* START *
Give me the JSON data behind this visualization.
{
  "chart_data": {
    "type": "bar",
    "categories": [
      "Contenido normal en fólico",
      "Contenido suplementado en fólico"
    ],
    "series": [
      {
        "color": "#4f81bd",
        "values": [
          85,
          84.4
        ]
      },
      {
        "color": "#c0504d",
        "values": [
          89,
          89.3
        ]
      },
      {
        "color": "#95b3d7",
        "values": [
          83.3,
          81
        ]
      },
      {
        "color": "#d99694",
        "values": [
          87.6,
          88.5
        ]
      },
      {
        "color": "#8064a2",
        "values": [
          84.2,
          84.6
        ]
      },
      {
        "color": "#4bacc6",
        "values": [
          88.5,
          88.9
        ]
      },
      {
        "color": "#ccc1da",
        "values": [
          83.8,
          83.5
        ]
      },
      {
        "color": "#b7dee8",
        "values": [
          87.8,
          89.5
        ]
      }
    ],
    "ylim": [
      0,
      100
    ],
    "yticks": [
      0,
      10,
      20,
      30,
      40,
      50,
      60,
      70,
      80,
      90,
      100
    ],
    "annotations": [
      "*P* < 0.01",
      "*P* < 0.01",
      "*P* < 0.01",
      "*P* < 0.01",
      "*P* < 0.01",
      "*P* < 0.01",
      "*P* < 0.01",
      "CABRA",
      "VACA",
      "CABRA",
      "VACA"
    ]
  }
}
* END *
Of all the lines in the entries, how many contain the word "fólico"? Give only the number.

| Full answer |
2